§ **PROBLEM STATEMENT**
List, from the lines below, each one with "cleaned" in it.

§ **DATA SUPPLIED**
* begin *

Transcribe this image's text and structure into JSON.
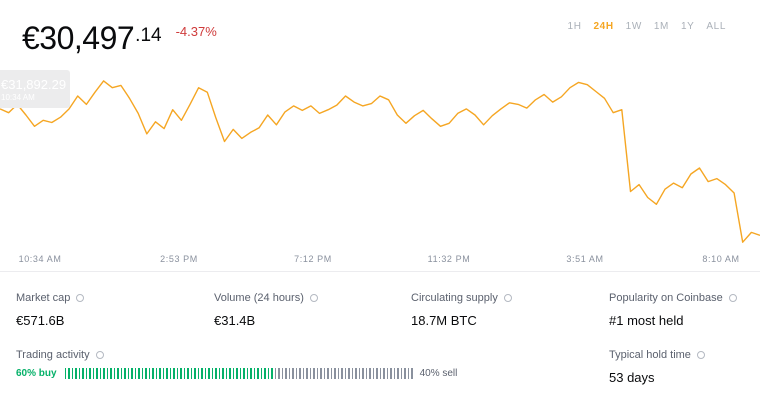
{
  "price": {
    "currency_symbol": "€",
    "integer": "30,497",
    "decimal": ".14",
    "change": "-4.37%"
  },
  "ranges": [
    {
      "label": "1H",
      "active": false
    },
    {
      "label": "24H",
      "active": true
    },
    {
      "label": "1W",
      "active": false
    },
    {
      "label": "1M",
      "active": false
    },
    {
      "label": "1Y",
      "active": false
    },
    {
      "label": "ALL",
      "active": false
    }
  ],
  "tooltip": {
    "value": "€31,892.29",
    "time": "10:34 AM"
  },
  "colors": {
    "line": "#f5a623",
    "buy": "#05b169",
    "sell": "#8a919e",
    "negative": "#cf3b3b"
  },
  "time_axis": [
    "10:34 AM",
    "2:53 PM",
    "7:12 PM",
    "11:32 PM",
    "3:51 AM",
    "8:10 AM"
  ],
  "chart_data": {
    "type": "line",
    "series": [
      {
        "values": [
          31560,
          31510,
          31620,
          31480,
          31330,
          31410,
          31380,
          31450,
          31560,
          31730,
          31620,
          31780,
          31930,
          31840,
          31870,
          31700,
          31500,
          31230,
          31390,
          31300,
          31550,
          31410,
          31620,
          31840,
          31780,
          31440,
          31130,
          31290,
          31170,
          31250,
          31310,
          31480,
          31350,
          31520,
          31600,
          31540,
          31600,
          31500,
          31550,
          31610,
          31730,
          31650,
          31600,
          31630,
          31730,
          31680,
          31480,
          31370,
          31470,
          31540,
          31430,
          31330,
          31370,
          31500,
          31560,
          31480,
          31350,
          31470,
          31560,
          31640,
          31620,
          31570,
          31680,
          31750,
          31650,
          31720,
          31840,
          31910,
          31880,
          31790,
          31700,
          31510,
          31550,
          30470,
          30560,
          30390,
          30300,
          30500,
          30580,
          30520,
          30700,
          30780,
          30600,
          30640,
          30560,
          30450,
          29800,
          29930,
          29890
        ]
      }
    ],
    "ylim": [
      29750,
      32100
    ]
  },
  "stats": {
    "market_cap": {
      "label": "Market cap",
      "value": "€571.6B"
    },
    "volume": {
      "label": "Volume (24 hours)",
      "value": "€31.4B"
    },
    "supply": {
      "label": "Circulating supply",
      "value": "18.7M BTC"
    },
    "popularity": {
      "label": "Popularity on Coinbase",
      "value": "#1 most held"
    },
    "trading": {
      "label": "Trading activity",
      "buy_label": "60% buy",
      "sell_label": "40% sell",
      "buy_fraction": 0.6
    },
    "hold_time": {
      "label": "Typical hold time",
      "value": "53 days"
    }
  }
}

* end *
* begin *

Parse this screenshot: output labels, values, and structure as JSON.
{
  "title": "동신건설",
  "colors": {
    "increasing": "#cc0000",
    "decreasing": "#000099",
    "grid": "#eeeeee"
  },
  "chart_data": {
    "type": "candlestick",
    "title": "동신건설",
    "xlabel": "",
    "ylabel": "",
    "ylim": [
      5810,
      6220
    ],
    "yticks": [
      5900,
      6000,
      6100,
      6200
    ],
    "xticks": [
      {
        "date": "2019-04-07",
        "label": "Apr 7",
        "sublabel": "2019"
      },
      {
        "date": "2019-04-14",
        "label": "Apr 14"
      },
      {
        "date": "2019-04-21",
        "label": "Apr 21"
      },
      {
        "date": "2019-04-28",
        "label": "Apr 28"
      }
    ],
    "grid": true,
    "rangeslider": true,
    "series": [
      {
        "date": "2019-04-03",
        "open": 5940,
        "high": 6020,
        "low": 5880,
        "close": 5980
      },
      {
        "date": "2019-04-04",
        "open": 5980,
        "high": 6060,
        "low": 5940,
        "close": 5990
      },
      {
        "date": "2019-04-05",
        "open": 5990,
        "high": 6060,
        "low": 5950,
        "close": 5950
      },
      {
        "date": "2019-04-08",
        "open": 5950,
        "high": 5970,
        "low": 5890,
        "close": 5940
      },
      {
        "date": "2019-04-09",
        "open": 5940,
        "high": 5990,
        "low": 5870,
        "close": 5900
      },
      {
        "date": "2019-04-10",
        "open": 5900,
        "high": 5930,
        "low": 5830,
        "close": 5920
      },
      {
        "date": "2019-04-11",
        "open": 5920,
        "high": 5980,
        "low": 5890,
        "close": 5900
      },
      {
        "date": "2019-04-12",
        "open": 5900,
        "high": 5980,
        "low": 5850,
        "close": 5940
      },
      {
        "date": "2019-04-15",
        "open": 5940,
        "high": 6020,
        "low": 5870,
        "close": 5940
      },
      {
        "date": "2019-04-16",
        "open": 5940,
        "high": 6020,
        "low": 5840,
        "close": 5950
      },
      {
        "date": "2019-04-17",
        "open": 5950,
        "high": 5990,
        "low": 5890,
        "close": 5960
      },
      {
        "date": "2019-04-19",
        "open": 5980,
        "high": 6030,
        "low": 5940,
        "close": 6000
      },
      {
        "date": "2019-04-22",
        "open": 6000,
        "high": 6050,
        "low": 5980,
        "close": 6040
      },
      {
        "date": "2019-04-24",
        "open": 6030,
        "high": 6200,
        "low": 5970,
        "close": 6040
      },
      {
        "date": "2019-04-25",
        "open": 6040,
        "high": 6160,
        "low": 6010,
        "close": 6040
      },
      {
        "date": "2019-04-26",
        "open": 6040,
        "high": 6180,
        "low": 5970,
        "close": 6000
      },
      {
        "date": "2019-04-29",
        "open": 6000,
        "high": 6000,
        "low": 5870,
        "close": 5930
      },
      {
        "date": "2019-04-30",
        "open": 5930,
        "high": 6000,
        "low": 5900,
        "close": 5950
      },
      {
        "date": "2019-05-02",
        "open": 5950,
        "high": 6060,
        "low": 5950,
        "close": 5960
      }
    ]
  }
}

* end *
* begin *

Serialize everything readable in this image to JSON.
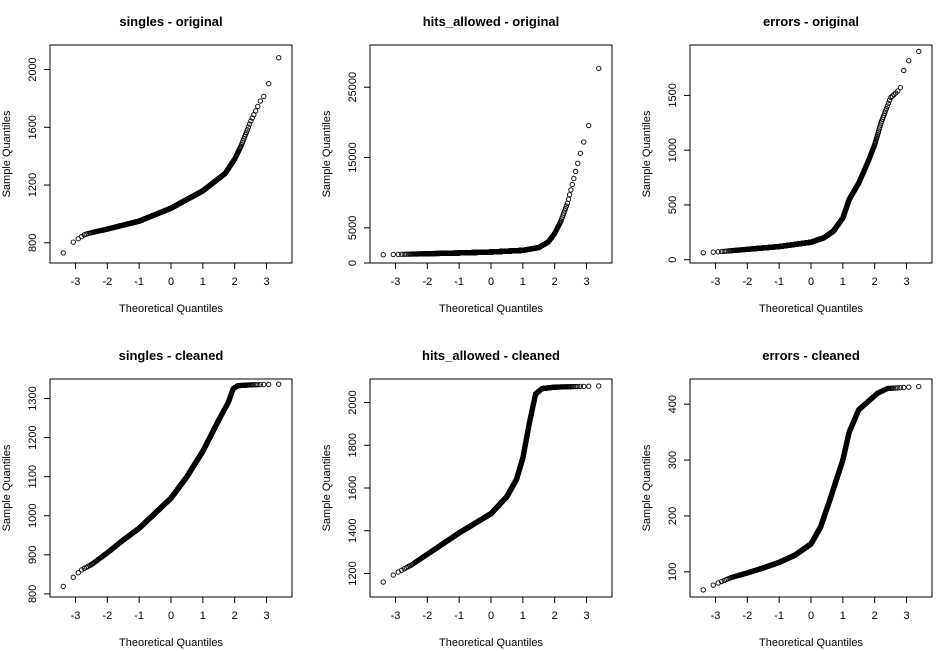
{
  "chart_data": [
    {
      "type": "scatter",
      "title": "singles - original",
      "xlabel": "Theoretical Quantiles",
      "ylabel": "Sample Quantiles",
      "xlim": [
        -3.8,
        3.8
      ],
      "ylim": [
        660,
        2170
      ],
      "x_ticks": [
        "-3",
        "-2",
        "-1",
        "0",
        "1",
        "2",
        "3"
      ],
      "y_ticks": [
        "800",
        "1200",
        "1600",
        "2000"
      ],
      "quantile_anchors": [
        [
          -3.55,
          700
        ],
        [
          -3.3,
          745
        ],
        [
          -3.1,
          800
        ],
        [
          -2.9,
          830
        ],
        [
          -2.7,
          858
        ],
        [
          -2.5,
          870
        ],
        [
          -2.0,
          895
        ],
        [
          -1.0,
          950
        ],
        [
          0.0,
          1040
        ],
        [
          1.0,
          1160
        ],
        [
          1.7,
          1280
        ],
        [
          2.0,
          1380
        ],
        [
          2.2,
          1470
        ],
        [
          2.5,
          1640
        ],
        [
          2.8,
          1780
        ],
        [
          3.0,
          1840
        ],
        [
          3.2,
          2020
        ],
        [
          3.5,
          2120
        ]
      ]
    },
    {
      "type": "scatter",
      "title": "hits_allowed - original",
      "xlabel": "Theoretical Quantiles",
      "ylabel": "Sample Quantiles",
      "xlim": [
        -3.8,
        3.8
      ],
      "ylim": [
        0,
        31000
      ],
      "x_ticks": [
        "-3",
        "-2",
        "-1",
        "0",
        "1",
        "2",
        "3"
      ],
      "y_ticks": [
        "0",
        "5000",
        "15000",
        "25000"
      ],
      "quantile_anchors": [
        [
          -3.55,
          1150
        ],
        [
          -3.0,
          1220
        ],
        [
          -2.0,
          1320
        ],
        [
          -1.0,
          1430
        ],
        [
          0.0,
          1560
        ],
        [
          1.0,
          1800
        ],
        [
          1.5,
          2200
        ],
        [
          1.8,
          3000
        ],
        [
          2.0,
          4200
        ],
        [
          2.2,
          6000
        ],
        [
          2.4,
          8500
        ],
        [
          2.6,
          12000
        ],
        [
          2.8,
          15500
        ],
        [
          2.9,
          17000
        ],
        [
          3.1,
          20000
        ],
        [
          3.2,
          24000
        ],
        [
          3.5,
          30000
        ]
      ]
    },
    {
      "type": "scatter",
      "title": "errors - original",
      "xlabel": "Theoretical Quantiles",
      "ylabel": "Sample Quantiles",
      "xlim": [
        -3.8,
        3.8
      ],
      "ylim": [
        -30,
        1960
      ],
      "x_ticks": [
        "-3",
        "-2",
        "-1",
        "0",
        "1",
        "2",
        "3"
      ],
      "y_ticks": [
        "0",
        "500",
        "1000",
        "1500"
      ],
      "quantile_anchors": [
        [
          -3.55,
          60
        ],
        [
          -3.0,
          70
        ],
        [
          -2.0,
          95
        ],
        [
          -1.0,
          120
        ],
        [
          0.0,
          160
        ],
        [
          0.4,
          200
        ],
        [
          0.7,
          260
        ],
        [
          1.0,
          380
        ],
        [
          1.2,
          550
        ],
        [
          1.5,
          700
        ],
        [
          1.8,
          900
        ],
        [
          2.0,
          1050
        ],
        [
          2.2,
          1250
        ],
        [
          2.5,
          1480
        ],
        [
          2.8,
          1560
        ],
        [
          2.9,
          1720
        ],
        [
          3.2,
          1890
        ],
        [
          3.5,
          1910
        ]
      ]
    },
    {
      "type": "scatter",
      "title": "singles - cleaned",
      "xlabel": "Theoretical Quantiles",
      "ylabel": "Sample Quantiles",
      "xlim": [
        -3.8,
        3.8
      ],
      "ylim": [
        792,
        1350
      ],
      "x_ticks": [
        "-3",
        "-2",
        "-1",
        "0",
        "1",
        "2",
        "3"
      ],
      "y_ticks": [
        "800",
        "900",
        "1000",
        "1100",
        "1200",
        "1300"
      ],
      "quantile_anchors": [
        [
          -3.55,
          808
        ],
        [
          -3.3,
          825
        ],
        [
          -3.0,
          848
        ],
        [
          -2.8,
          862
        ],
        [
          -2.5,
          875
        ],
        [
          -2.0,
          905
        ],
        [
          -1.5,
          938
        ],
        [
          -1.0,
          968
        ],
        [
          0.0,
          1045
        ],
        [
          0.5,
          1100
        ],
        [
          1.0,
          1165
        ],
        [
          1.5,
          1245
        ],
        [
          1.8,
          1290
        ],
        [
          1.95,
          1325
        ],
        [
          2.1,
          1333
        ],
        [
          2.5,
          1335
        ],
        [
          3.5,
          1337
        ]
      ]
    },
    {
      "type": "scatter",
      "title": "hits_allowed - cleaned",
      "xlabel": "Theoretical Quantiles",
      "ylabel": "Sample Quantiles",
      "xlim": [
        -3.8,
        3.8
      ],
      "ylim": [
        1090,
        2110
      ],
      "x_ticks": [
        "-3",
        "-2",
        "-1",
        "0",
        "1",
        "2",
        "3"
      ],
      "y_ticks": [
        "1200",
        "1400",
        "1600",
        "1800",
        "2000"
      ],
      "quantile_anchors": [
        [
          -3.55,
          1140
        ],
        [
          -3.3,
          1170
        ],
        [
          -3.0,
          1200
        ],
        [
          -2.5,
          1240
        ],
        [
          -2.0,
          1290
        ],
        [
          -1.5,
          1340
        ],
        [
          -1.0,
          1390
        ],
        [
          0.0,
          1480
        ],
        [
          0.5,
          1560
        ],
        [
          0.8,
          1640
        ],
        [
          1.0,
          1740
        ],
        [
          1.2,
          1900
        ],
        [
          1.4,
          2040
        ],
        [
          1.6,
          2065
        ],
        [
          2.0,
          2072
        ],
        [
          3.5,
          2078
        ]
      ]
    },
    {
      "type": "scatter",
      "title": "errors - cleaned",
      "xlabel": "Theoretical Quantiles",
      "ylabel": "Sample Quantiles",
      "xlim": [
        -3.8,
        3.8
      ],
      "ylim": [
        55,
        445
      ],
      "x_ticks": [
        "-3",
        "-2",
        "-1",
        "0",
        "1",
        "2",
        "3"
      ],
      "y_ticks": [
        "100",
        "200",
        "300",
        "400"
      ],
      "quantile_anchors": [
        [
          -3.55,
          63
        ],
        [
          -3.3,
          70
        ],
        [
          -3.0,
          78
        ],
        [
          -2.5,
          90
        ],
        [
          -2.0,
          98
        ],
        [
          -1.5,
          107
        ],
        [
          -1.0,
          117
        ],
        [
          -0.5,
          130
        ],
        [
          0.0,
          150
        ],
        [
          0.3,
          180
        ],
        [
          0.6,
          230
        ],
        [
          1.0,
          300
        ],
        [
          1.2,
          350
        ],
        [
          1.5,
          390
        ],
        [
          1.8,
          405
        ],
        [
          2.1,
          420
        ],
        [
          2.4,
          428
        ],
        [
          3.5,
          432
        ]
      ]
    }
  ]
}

* end *

§ **CORRECT RESULT**
      "title": "singles - cleaned",
      "title": "hits_allowed - cleaned",
      "title": "errors - cleaned",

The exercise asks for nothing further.